#### [WHAT THIS TASK INVOLVES]
Set down the data below without change, skipping the pictures it holds.

--- Begin ---

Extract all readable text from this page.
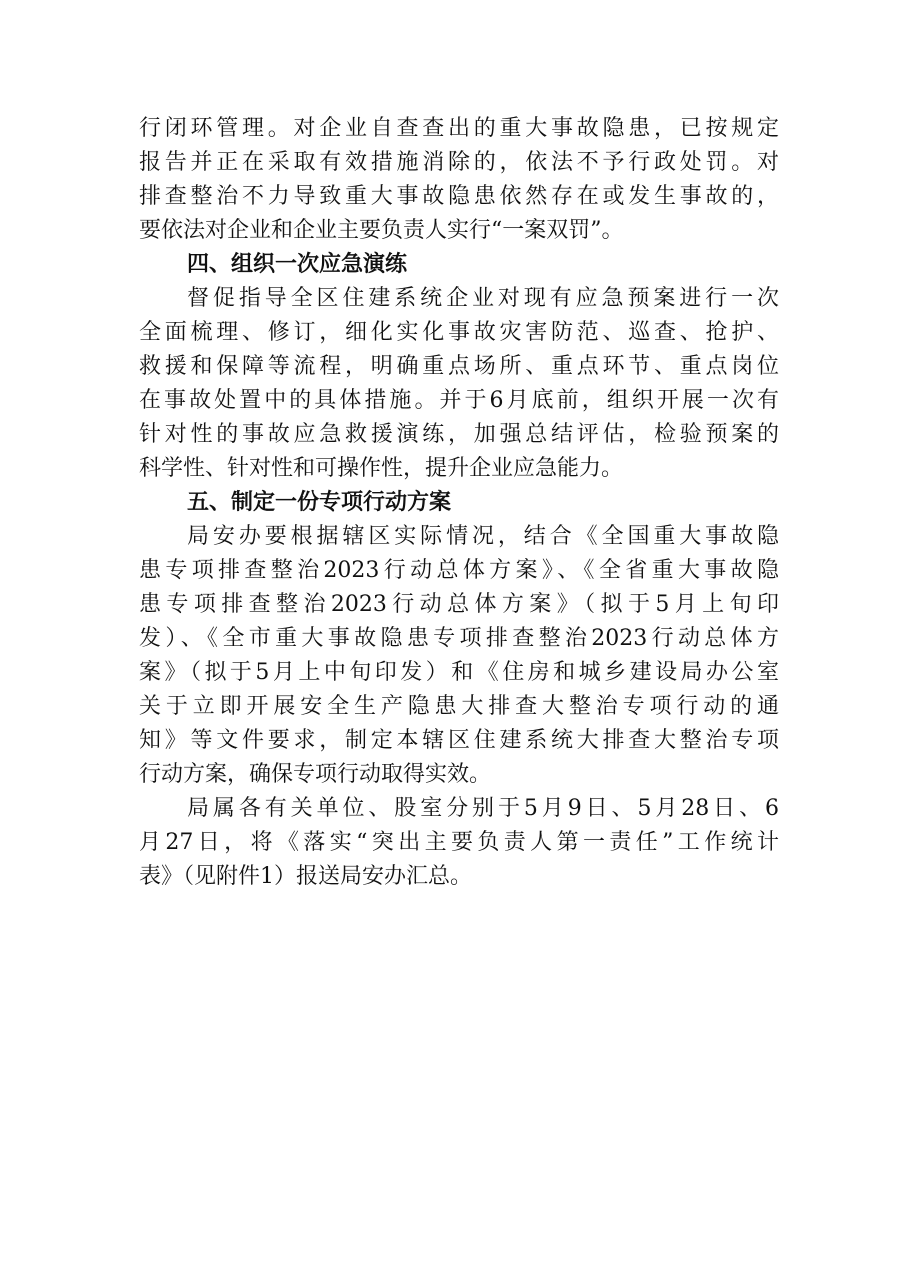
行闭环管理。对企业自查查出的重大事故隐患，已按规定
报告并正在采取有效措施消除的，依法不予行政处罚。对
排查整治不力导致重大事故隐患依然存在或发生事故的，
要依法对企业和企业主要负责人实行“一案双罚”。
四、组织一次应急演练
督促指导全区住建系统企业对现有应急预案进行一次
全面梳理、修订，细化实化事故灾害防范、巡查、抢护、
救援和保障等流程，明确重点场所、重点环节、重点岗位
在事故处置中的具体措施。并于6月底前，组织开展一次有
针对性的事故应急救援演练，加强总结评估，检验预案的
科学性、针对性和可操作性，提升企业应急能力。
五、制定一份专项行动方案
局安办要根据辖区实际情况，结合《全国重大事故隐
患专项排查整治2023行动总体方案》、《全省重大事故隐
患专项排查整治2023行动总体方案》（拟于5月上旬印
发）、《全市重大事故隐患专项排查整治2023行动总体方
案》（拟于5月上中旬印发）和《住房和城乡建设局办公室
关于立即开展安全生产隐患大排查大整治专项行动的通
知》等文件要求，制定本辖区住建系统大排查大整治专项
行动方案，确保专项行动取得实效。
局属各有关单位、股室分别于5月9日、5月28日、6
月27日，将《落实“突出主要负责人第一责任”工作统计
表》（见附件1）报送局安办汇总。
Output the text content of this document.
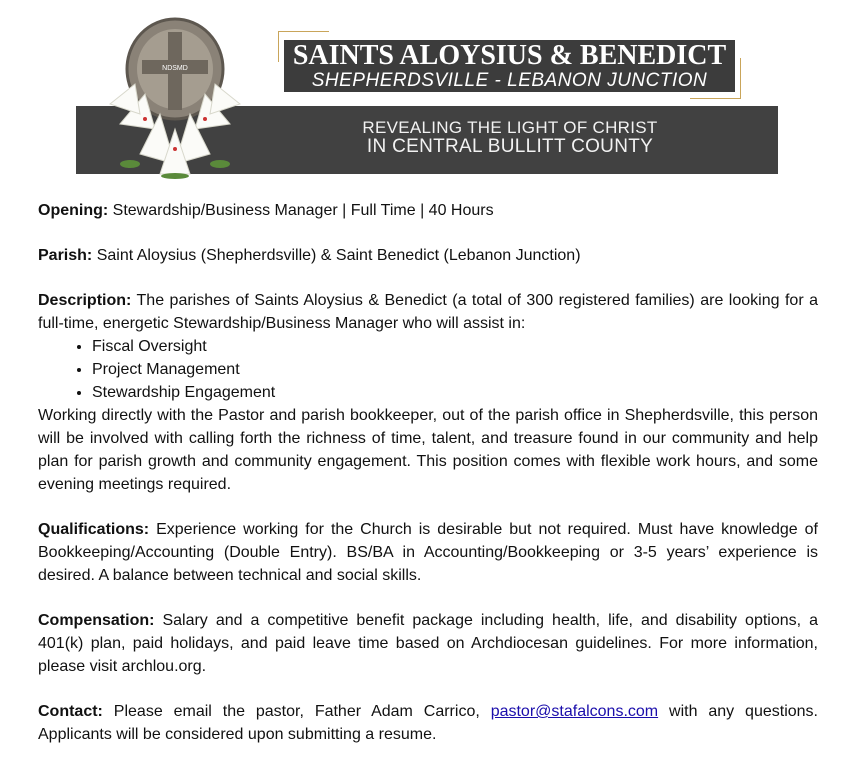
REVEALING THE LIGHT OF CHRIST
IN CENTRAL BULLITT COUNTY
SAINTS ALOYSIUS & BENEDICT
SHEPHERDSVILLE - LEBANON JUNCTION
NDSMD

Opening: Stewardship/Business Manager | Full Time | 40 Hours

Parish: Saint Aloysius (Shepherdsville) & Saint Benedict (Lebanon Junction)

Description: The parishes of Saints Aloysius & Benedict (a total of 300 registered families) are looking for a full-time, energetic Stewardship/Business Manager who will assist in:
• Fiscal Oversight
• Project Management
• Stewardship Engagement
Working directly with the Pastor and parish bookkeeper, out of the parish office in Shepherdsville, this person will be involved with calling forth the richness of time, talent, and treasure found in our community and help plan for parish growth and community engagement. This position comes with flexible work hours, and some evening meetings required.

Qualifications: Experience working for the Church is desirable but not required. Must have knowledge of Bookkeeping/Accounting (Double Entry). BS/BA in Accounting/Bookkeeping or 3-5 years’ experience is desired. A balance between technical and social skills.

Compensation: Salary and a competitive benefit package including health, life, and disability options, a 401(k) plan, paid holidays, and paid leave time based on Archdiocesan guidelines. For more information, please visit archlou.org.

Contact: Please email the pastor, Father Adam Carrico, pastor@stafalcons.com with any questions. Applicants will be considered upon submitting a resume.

--- End ---

#### [RESPONSE]
Extract all readable text from this page.
行闭环管理。对企业自查查出的重大事故隐患，已按规定
报告并正在采取有效措施消除的，依法不予行政处罚。对
排查整治不力导致重大事故隐患依然存在或发生事故的，
要依法对企业和企业主要负责人实行“一案双罚”。
四、组织一次应急演练
督促指导全区住建系统企业对现有应急预案进行一次
全面梳理、修订，细化实化事故灾害防范、巡查、抢护、
救援和保障等流程，明确重点场所、重点环节、重点岗位
在事故处置中的具体措施。并于6月底前，组织开展一次有
针对性的事故应急救援演练，加强总结评估，检验预案的
科学性、针对性和可操作性，提升企业应急能力。
五、制定一份专项行动方案
局安办要根据辖区实际情况，结合《全国重大事故隐
患专项排查整治2023行动总体方案》、《全省重大事故隐
患专项排查整治2023行动总体方案》（拟于5月上旬印
发）、《全市重大事故隐患专项排查整治2023行动总体方
案》（拟于5月上中旬印发）和《住房和城乡建设局办公室
关于立即开展安全生产隐患大排查大整治专项行动的通
知》等文件要求，制定本辖区住建系统大排查大整治专项
行动方案，确保专项行动取得实效。
局属各有关单位、股室分别于5月9日、5月28日、6
月27日，将《落实“突出主要负责人第一责任”工作统计
表》（见附件1）报送局安办汇总。
Output the text content of this document.
REVEALING THE LIGHT OF CHRIST
IN CENTRAL BULLITT COUNTY
SAINTS ALOYSIUS & BENEDICT
SHEPHERDSVILLE - LEBANON JUNCTION
NDSMD

Opening: Stewardship/Business Manager | Full Time | 40 Hours

Parish: Saint Aloysius (Shepherdsville) & Saint Benedict (Lebanon Junction)

Description: The parishes of Saints Aloysius & Benedict (a total of 300 registered families) are looking for a full-time, energetic Stewardship/Business Manager who will assist in:
• Fiscal Oversight
• Project Management
• Stewardship Engagement
Working directly with the Pastor and parish bookkeeper, out of the parish office in Shepherdsville, this person will be involved with calling forth the richness of time, talent, and treasure found in our community and help plan for parish growth and community engagement. This position comes with flexible work hours, and some evening meetings required.

Qualifications: Experience working for the Church is desirable but not required. Must have knowledge of Bookkeeping/Accounting (Double Entry). BS/BA in Accounting/Bookkeeping or 3-5 years’ experience is desired. A balance between technical and social skills.

Compensation: Salary and a competitive benefit package including health, life, and disability options, a 401(k) plan, paid holidays, and paid leave time based on Archdiocesan guidelines. For more information, please visit archlou.org.

Contact: Please email the pastor, Father Adam Carrico, pastor@stafalcons.com with any questions. Applicants will be considered upon submitting a resume.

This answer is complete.